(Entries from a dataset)
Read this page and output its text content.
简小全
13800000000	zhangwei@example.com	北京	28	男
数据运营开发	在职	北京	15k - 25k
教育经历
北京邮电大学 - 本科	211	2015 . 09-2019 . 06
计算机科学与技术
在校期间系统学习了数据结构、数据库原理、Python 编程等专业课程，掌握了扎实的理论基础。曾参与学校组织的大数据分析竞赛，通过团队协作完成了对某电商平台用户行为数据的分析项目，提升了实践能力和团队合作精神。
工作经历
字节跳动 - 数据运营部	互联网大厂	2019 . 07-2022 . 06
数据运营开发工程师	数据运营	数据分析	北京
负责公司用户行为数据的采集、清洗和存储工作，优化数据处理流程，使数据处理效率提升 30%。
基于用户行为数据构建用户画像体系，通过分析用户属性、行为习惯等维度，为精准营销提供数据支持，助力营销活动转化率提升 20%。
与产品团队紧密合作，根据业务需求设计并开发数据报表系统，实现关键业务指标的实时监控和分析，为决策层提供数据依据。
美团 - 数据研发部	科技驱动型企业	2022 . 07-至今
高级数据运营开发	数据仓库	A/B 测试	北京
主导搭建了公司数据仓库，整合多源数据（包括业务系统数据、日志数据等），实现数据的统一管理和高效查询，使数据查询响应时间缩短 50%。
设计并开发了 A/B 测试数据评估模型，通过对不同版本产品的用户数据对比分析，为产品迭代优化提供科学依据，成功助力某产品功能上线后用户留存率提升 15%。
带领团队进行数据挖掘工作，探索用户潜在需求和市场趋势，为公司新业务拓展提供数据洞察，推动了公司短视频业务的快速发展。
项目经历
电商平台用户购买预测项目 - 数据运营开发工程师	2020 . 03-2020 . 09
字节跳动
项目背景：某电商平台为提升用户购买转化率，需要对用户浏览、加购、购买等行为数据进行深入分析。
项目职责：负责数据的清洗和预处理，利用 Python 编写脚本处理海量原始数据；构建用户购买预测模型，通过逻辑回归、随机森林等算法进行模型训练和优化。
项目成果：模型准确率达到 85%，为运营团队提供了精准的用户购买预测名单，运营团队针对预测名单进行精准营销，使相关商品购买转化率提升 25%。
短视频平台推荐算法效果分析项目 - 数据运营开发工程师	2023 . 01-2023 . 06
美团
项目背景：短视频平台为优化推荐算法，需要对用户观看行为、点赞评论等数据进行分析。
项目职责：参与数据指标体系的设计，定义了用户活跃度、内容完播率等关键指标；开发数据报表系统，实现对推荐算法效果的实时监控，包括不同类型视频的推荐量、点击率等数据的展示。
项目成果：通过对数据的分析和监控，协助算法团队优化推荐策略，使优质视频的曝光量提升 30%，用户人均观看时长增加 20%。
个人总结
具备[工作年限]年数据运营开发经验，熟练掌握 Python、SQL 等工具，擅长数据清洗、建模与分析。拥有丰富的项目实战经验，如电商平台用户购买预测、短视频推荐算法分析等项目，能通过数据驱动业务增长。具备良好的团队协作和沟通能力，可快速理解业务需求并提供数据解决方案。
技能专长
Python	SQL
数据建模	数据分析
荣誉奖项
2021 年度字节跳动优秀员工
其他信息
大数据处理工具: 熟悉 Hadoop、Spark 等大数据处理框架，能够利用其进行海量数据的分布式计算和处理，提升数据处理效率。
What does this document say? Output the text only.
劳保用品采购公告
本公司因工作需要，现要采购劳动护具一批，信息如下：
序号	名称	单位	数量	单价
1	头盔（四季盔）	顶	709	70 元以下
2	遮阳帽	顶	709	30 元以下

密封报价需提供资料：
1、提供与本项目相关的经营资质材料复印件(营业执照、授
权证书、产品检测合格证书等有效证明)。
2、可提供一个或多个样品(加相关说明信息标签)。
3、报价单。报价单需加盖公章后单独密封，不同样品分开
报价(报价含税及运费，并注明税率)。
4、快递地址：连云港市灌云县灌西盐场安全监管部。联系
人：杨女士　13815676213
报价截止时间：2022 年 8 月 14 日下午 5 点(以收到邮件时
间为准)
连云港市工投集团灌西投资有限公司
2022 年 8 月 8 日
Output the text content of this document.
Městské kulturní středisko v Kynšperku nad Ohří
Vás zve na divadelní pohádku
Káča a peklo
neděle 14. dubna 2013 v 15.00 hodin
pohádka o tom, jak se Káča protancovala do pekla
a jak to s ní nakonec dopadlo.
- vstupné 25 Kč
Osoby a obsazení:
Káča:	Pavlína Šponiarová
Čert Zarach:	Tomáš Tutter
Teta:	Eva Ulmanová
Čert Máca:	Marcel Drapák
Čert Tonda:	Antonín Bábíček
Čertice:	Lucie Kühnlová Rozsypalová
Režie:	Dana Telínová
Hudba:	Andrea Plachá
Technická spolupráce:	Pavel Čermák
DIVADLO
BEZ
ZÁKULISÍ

**Aim of the exercise:**
In the listing above, find the line with "What does this" and set down that line and all after it exactly, through the final line.

**Answer to this task:**
What does this document say? Output the text only.
劳保用品采购公告
本公司因工作需要，现要采购劳动护具一批，信息如下：
序号	名称	单位	数量	单价
1	头盔（四季盔）	顶	709	70 元以下
2	遮阳帽	顶	709	30 元以下

密封报价需提供资料：
1、提供与本项目相关的经营资质材料复印件(营业执照、授
权证书、产品检测合格证书等有效证明)。
2、可提供一个或多个样品(加相关说明信息标签)。
3、报价单。报价单需加盖公章后单独密封，不同样品分开
报价(报价含税及运费，并注明税率)。
4、快递地址：连云港市灌云县灌西盐场安全监管部。联系
人：杨女士　13815676213
报价截止时间：2022 年 8 月 14 日下午 5 点(以收到邮件时
间为准)
连云港市工投集团灌西投资有限公司
2022 年 8 月 8 日
Output the text content of this document.
Městské kulturní středisko v Kynšperku nad Ohří
Vás zve na divadelní pohádku
Káča a peklo
neděle 14. dubna 2013 v 15.00 hodin
pohádka o tom, jak se Káča protancovala do pekla
a jak to s ní nakonec dopadlo.
- vstupné 25 Kč
Osoby a obsazení:
Káča:	Pavlína Šponiarová
Čert Zarach:	Tomáš Tutter
Teta:	Eva Ulmanová
Čert Máca:	Marcel Drapák
Čert Tonda:	Antonín Bábíček
Čertice:	Lucie Kühnlová Rozsypalová
Režie:	Dana Telínová
Hudba:	Andrea Plachá
Technická spolupráce:	Pavel Čermák
DIVADLO
BEZ
ZÁKULISÍ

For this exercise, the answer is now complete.